▶ [What you will do]:
Isolate every line in the data with the string "BookHive" and copy it.
◇ ◇ ◇ ◇ ◇ ◇ ◇
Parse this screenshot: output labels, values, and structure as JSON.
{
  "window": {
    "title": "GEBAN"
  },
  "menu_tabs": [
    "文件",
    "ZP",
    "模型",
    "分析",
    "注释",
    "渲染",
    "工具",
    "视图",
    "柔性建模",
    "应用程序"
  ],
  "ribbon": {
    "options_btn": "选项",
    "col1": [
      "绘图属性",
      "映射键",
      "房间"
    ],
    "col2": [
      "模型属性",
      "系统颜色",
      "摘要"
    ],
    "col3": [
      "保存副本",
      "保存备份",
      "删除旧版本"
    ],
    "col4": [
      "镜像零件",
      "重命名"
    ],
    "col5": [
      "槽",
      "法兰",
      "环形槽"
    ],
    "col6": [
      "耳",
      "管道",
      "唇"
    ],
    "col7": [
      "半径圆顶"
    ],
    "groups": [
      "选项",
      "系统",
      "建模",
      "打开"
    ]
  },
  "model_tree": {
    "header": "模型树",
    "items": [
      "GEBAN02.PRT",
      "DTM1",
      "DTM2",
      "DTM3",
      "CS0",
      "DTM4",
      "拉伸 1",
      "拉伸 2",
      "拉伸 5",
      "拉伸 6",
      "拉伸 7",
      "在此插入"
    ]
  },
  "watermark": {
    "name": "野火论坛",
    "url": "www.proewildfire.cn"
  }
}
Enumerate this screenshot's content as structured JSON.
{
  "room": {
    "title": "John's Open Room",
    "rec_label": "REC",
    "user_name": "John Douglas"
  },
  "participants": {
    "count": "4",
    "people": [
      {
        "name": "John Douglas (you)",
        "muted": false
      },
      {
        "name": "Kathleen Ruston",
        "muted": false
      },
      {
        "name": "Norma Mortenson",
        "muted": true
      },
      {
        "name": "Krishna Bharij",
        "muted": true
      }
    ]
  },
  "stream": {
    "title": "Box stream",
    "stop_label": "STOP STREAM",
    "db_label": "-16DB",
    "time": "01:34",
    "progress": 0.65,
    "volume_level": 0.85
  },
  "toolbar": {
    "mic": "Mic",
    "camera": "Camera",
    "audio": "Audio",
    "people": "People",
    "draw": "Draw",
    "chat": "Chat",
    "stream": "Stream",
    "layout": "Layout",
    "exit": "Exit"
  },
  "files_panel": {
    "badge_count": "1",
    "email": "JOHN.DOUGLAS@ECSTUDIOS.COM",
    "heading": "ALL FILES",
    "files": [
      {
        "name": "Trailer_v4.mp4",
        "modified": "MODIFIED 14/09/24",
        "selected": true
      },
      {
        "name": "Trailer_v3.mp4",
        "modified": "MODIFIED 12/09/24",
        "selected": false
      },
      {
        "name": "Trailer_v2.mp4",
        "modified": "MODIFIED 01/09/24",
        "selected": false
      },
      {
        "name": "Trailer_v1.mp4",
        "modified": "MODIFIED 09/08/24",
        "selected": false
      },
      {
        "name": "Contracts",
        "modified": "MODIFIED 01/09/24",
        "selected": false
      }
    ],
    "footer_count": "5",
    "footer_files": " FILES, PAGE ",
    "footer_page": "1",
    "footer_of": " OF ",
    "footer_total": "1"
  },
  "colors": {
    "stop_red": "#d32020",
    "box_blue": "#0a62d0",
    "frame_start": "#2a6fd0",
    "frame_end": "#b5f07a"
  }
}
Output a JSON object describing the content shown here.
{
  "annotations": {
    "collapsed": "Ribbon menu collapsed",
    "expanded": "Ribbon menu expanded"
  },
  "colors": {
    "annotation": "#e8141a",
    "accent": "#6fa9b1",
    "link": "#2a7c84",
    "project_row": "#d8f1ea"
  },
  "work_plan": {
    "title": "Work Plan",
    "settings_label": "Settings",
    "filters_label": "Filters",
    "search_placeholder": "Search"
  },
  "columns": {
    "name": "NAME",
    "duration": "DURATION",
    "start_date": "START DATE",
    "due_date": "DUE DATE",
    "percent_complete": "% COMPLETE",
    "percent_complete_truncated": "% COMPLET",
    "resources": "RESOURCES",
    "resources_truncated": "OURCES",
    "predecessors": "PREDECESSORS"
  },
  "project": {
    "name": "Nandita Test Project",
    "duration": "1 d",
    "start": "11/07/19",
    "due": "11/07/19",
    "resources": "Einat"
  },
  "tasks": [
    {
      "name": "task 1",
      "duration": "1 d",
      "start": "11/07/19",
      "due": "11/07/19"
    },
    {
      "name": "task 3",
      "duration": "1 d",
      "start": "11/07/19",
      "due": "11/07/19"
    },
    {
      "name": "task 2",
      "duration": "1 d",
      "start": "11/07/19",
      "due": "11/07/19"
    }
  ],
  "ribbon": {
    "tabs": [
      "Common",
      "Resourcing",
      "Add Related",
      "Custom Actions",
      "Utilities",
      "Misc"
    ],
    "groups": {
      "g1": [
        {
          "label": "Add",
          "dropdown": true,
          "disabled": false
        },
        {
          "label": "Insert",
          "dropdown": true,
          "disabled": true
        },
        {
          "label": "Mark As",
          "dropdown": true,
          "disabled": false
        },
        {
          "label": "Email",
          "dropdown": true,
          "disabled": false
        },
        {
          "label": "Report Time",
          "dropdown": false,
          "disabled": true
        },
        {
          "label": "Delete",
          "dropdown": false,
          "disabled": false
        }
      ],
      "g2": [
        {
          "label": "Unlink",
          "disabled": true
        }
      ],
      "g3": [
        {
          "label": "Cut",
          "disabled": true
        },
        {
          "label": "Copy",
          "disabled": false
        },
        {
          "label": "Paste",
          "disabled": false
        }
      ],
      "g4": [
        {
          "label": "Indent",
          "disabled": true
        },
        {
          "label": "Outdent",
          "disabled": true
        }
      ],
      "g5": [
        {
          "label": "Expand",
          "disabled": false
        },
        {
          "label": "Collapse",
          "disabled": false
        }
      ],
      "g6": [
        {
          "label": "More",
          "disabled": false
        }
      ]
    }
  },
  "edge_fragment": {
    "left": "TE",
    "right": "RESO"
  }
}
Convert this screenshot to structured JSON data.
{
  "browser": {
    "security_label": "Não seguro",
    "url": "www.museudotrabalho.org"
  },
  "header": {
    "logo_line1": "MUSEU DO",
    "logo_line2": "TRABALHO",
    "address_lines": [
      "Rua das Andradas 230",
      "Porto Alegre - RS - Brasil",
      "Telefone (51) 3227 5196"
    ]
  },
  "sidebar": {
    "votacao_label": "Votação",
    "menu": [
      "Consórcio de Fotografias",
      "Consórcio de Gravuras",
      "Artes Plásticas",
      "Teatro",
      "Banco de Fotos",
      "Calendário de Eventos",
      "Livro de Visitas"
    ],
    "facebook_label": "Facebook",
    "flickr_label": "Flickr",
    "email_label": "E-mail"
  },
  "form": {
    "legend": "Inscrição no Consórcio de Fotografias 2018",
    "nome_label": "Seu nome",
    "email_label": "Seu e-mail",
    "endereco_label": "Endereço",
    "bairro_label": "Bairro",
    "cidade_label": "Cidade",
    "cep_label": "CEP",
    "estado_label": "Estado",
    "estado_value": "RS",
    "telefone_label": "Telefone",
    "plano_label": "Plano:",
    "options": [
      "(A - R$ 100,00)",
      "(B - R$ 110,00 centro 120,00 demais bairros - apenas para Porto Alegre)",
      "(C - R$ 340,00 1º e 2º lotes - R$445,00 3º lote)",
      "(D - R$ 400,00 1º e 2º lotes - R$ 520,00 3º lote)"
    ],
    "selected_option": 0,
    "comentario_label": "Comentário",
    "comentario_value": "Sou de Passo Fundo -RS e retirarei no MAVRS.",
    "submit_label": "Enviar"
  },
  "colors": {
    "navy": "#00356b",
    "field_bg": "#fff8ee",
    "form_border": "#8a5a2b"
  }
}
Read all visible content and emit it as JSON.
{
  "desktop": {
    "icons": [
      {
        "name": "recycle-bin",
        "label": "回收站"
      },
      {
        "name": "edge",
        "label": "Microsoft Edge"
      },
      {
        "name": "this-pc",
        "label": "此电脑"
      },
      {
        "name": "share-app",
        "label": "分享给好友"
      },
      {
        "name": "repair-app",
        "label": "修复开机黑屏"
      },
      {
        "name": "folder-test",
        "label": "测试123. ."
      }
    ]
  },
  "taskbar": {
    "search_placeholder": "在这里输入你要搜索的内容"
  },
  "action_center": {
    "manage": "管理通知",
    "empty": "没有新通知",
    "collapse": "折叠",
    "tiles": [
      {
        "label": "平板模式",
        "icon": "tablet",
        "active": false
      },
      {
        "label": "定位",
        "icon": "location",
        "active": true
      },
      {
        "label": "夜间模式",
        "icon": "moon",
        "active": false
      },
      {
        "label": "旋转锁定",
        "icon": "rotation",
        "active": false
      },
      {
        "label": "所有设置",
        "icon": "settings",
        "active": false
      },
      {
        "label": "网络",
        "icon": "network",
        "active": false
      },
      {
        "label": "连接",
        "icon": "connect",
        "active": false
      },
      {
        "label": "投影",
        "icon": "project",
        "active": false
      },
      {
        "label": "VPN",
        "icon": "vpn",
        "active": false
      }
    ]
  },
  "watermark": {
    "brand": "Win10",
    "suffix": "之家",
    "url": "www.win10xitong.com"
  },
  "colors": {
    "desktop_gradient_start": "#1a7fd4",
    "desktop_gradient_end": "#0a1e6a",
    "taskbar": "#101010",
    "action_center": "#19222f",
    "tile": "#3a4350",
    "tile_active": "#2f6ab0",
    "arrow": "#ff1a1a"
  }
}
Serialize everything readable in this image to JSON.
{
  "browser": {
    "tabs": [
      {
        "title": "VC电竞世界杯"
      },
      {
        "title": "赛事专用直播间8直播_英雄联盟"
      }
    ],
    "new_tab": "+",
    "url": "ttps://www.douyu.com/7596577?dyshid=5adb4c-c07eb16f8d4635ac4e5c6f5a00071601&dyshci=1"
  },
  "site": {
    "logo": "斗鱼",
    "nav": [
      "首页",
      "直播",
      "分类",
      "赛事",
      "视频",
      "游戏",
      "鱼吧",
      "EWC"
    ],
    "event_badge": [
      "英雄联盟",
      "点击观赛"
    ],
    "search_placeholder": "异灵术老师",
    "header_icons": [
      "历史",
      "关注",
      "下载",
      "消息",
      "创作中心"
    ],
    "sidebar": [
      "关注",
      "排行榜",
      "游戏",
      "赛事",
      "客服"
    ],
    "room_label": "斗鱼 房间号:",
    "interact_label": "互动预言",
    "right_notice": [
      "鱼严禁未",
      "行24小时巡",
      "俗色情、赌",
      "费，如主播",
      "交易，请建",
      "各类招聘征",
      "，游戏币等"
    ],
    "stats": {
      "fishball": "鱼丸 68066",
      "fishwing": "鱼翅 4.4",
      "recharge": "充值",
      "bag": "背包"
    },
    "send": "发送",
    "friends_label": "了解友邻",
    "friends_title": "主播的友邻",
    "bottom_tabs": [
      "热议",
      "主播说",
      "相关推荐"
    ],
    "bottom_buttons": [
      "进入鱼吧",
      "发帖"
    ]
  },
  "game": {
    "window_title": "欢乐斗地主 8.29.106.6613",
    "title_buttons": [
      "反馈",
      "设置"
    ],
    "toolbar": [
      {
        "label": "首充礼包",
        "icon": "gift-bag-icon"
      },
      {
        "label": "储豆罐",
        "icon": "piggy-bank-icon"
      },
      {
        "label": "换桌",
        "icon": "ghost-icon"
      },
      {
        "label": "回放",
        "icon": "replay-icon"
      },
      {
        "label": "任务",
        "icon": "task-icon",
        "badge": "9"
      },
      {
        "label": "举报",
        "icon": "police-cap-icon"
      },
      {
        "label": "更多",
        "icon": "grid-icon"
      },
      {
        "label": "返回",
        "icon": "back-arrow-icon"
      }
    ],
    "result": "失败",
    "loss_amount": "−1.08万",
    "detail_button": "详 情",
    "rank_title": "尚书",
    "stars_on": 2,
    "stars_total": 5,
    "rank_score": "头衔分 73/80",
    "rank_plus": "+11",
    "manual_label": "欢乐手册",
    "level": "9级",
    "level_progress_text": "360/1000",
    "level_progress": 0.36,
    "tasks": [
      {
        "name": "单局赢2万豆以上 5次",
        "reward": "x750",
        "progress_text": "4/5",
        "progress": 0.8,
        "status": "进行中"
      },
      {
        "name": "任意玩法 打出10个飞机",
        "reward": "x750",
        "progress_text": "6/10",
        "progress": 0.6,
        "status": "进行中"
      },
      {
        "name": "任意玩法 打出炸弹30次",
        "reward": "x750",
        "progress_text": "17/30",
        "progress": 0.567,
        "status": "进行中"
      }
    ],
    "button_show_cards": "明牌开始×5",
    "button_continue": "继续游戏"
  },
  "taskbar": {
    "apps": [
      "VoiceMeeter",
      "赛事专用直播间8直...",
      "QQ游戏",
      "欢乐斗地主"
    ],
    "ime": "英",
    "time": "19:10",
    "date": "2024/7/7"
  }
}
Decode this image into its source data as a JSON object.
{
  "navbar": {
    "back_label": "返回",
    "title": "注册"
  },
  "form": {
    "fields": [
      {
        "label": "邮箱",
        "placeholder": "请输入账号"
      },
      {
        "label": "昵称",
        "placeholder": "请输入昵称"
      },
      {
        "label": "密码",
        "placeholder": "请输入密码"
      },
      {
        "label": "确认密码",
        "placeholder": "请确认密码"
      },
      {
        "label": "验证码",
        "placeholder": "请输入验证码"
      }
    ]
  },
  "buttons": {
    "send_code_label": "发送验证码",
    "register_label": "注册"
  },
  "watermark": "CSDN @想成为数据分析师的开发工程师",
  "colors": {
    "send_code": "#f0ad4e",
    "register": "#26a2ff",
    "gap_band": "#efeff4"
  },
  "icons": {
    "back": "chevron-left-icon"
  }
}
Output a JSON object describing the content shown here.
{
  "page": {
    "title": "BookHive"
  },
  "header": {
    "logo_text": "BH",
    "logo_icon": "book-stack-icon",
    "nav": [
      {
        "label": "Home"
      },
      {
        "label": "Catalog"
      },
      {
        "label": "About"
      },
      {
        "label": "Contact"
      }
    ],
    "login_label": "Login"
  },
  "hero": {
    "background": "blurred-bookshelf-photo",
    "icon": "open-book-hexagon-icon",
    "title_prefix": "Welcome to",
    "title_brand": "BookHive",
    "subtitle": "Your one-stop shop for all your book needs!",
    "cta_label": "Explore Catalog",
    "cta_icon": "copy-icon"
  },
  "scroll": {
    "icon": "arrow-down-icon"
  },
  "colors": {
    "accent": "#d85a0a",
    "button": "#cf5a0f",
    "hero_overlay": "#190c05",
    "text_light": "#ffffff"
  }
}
◇ ◇ ◇ ◇ ◇ ◇ ◇
▶ [Output for this exercise]:
    "title": "BookHive"
    "title_brand": "BookHive",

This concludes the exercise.